Figure dataset records:
>> BEGIN

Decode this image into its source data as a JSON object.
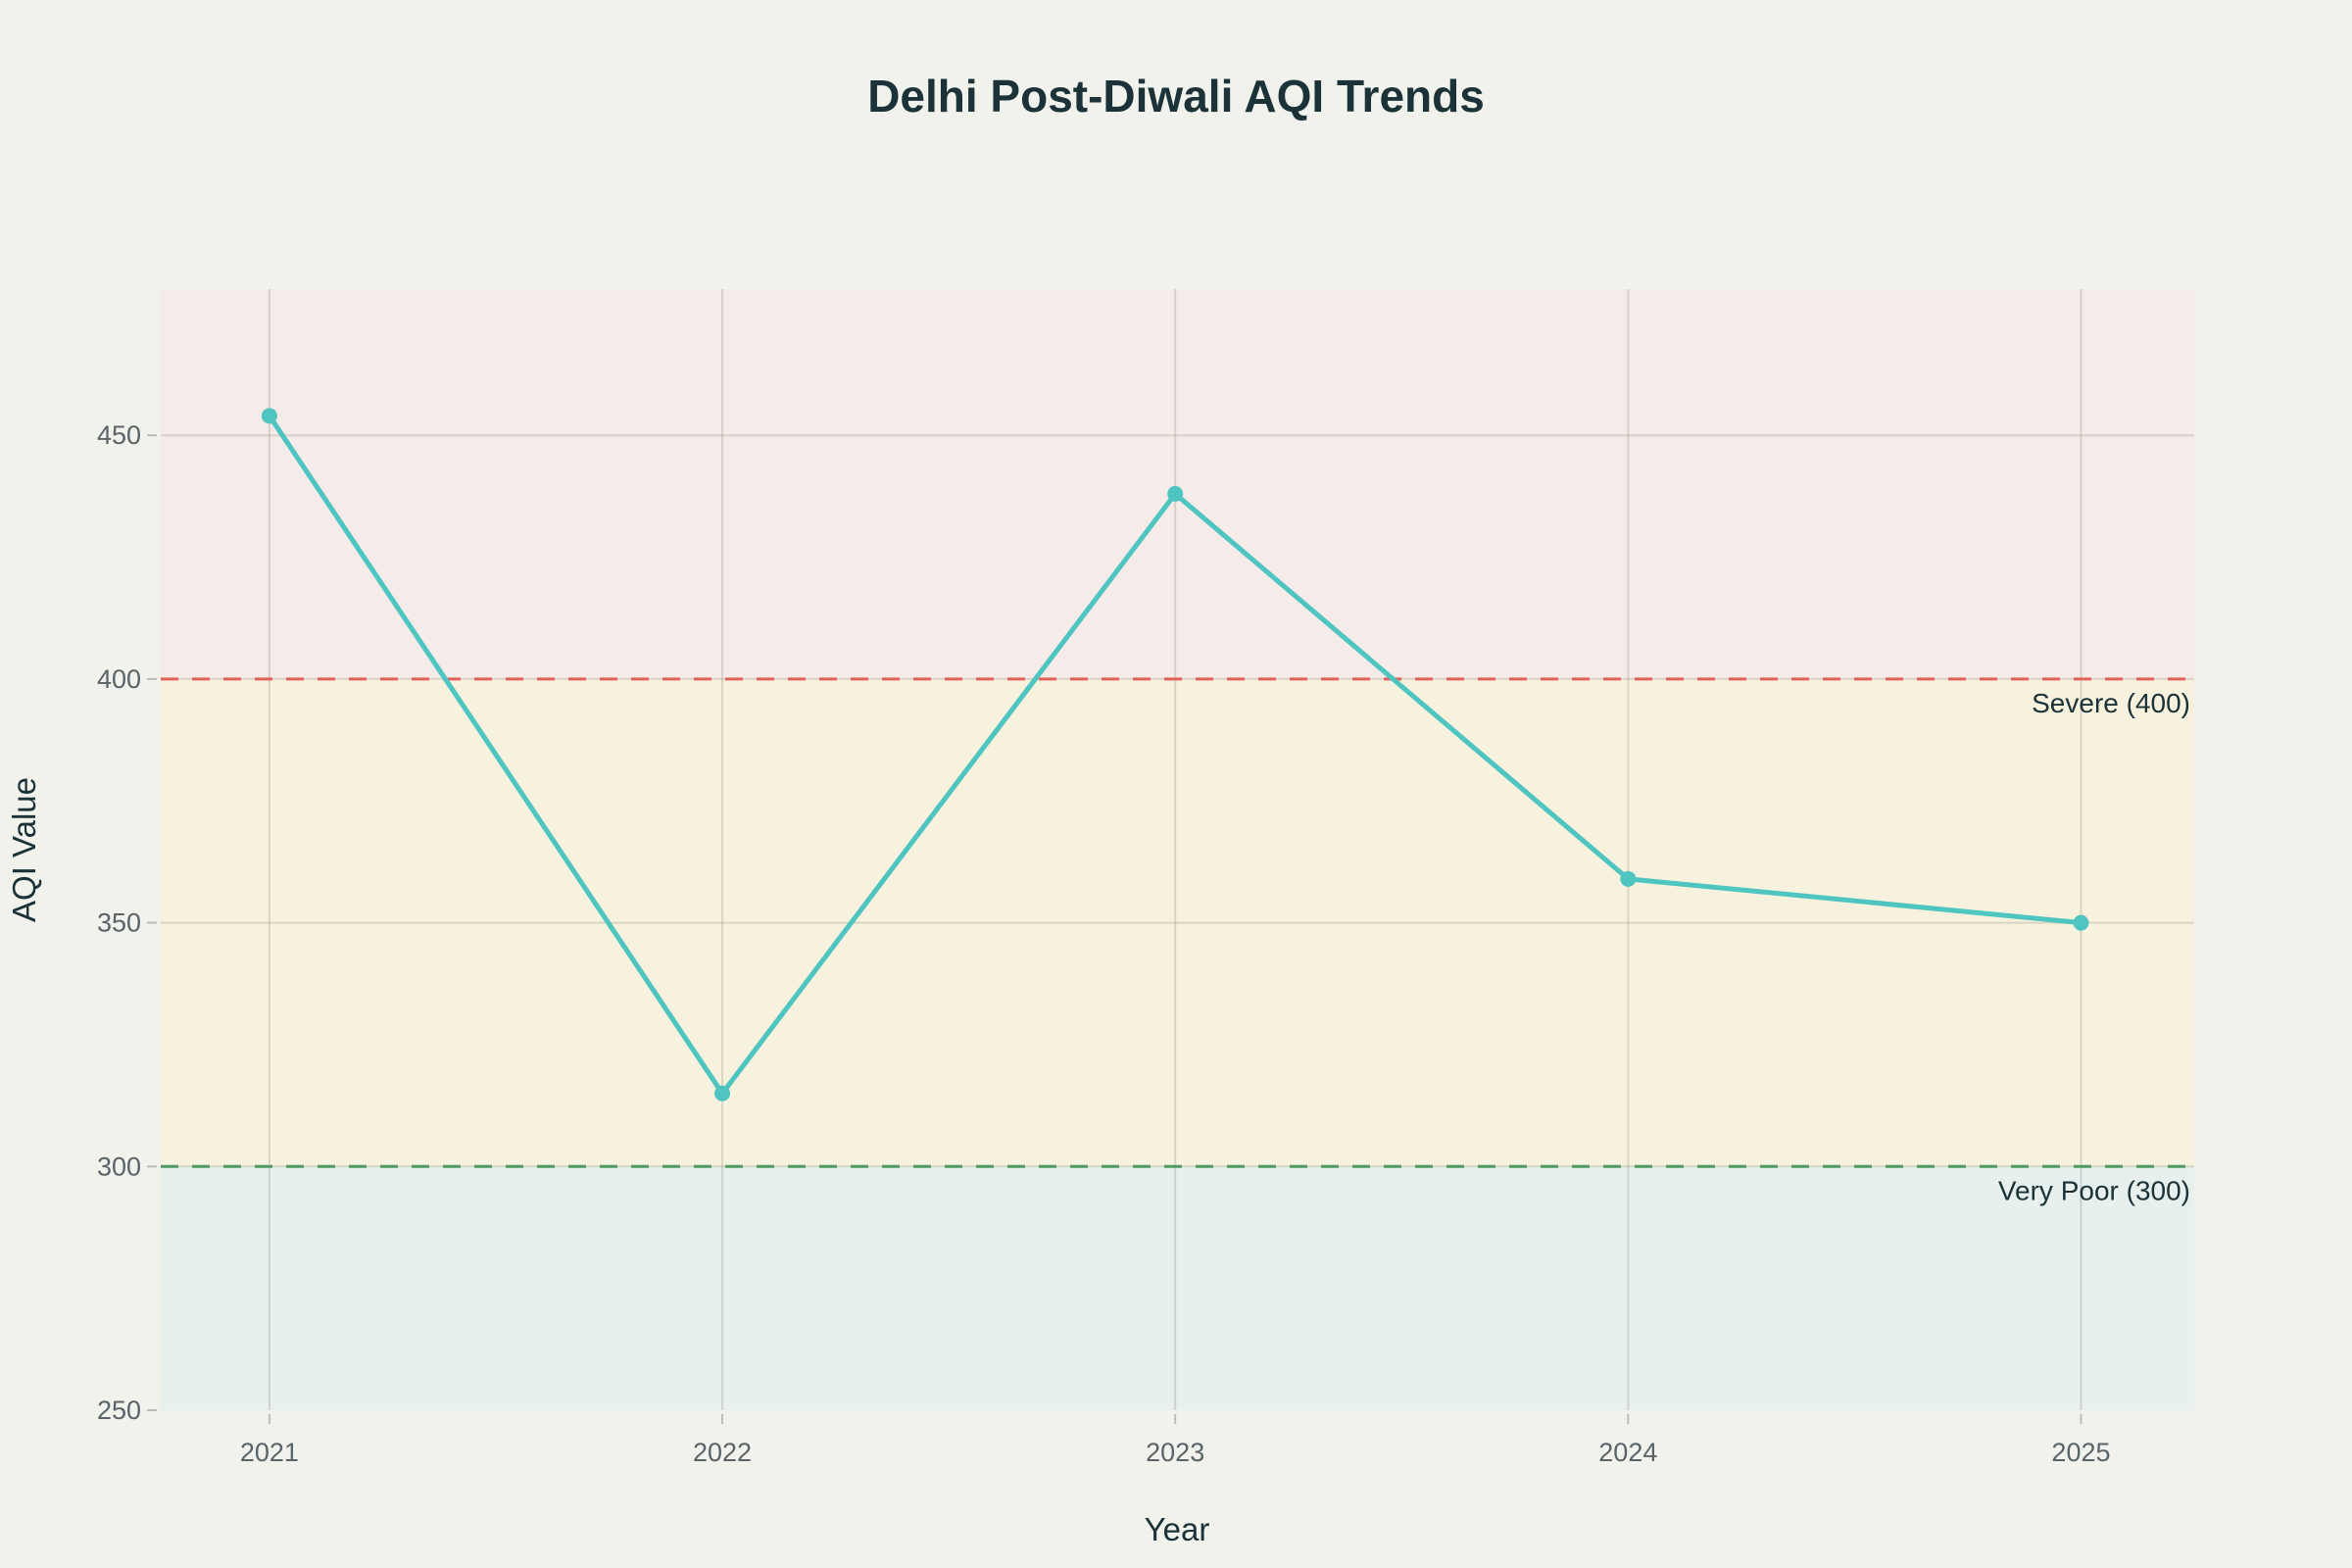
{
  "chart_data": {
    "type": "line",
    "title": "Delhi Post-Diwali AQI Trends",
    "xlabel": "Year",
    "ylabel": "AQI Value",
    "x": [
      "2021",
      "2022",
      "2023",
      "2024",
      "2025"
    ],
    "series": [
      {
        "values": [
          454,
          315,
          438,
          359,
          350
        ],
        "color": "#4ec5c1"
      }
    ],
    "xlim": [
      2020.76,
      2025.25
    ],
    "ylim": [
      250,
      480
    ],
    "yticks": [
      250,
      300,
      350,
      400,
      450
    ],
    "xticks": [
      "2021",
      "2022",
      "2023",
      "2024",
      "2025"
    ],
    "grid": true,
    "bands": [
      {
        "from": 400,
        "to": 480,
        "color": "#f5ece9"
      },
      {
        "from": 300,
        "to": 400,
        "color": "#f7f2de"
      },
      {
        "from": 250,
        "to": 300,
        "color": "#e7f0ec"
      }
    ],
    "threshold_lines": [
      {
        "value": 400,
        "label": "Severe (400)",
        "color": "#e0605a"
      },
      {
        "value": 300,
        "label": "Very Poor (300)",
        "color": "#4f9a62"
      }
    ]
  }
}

>> END

▶ **What the task requires**
Reproduce each line from the records that contains the word "color".

▶ **Answer to this exercise**
        "color": "#4ec5c1"
        "color": "#f5ece9"
        "color": "#f7f2de"
        "color": "#e7f0ec"
        "color": "#e0605a"
        "color": "#4f9a62"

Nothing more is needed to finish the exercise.